A look at the votes of the TAC members at every monetary policy ever since Rajan took charge at the central bank in September 2013 shows that the committee has been more dovish than Rajan.

Monetary policy and rates were reviewed 18 times by Rajan between October 2013 and June this year, following a preset schedule. The central bank had cut rates in March 2015 in an out-of-turn move. Of the 18 times rates were reviewed, the TAC met 13 times, mainly because the committee was not convened for mid-quarter reviews at the start of Rajan’s RBI stint.

Out of the 13 times the TAC met during Rajan’s tenure, rate cuts received majority vote in six meetings. But Rajan considered the majority vote on rate cuts in his final decision only twice.

Even in the quantum of rate cuts, the governor was less dovish than the committee. In the two instances when Rajan sided with the TAC majority vote, he chose to cut rates by the lowest margin of 25 basis points (bps). One bps is one-hundredth of a percentage point.

————

§ Exercise goal
Continue the text on the RBI committee's monetary policy votes under Rajan, starting after its last sentence. The listing that comes next is separate material and is not part of the text on monetary policy votes.

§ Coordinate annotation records
————

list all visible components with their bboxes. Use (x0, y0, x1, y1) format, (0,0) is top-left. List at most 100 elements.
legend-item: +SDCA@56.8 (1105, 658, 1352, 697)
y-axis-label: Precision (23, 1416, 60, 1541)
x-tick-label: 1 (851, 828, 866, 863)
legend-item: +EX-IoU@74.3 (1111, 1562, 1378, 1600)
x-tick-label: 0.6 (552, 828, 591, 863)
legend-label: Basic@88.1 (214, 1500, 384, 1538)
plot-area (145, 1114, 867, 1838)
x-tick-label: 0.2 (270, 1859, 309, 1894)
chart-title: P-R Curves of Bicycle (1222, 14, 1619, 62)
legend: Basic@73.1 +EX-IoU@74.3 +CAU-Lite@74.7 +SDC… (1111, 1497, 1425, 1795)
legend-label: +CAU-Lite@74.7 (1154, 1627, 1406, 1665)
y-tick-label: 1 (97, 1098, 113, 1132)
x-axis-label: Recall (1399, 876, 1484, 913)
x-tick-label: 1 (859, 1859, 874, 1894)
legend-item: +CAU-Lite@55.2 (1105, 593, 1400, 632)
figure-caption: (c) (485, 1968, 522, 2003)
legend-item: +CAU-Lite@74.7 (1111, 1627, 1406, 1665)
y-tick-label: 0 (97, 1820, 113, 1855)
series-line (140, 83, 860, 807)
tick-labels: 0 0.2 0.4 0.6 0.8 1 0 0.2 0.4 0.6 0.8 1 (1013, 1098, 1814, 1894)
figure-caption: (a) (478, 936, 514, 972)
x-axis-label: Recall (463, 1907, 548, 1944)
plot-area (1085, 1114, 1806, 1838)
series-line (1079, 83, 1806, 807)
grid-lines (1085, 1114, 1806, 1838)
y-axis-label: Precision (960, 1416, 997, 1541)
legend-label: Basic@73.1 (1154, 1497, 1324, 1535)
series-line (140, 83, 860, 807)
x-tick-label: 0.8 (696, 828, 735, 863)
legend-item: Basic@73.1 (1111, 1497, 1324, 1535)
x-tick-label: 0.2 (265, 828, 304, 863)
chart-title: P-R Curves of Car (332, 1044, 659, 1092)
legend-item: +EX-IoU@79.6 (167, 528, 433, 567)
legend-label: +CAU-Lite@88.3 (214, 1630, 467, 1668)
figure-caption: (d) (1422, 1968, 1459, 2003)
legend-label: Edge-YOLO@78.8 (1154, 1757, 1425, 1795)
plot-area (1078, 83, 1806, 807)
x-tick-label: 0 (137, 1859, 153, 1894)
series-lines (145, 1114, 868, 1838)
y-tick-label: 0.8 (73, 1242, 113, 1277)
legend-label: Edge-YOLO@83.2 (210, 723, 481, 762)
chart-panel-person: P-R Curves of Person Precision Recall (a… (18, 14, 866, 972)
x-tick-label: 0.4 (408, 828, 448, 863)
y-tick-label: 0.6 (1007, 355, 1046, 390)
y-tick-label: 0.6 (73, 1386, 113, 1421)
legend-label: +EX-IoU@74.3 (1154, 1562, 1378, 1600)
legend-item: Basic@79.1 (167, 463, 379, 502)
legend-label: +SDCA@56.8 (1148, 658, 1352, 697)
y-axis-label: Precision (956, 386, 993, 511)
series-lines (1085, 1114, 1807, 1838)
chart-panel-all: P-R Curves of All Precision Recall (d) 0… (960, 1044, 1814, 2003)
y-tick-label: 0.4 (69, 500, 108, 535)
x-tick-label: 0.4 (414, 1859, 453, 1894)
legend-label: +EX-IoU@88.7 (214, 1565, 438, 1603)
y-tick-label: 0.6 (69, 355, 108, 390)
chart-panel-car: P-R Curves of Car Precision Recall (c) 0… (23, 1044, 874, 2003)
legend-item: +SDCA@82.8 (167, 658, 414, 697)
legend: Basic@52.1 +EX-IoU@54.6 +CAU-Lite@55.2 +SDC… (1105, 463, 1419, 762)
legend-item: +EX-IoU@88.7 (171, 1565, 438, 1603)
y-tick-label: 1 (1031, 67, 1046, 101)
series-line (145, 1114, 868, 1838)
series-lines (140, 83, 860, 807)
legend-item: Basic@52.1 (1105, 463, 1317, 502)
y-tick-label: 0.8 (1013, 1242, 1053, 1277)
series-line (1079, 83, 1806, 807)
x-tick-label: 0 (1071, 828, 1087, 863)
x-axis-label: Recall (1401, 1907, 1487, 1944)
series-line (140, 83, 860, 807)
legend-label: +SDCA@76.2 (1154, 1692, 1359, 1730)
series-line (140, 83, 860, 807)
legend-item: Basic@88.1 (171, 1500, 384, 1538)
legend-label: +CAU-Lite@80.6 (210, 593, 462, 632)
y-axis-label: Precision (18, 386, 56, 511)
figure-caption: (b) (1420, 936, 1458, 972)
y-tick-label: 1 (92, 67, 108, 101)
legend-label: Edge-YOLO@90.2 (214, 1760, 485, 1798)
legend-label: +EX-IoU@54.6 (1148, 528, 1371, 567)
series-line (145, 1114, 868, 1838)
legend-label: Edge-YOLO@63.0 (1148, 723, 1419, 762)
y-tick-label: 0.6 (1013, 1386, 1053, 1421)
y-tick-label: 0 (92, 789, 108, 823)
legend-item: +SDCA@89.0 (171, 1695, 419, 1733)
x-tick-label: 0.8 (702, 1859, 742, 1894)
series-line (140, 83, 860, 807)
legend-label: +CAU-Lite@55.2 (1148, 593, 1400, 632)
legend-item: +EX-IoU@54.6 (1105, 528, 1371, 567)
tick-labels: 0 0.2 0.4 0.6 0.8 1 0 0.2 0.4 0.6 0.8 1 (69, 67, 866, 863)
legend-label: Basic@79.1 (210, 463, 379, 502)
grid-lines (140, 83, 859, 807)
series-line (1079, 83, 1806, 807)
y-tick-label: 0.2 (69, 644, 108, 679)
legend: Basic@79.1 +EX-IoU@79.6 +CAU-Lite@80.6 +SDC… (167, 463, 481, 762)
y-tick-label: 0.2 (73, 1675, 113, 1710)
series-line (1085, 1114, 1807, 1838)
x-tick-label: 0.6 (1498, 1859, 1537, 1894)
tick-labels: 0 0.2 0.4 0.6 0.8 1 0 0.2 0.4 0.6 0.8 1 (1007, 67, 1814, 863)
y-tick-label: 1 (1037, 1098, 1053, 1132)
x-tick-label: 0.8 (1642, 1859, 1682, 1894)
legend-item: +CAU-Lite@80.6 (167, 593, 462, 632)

————

§ Written answer
For instance, in June 2015 when the TAC met ahead of the policy, the call was unanimous to cut interest rates. But the committee of seven members differed widely over the quantum of rate cut. Four members wanted a 25 bps reduction, two asked for a deeper 50 bps and one for an unprecedented 75 bps cut. The RBI had reduced its repo rate by 25 bps at that time.

In April this year, when the RBI slashed its repo rate by 25 bps, the decision was backed by just two members of the five-member committee. Two other members had advised a deeper 50 bps cut.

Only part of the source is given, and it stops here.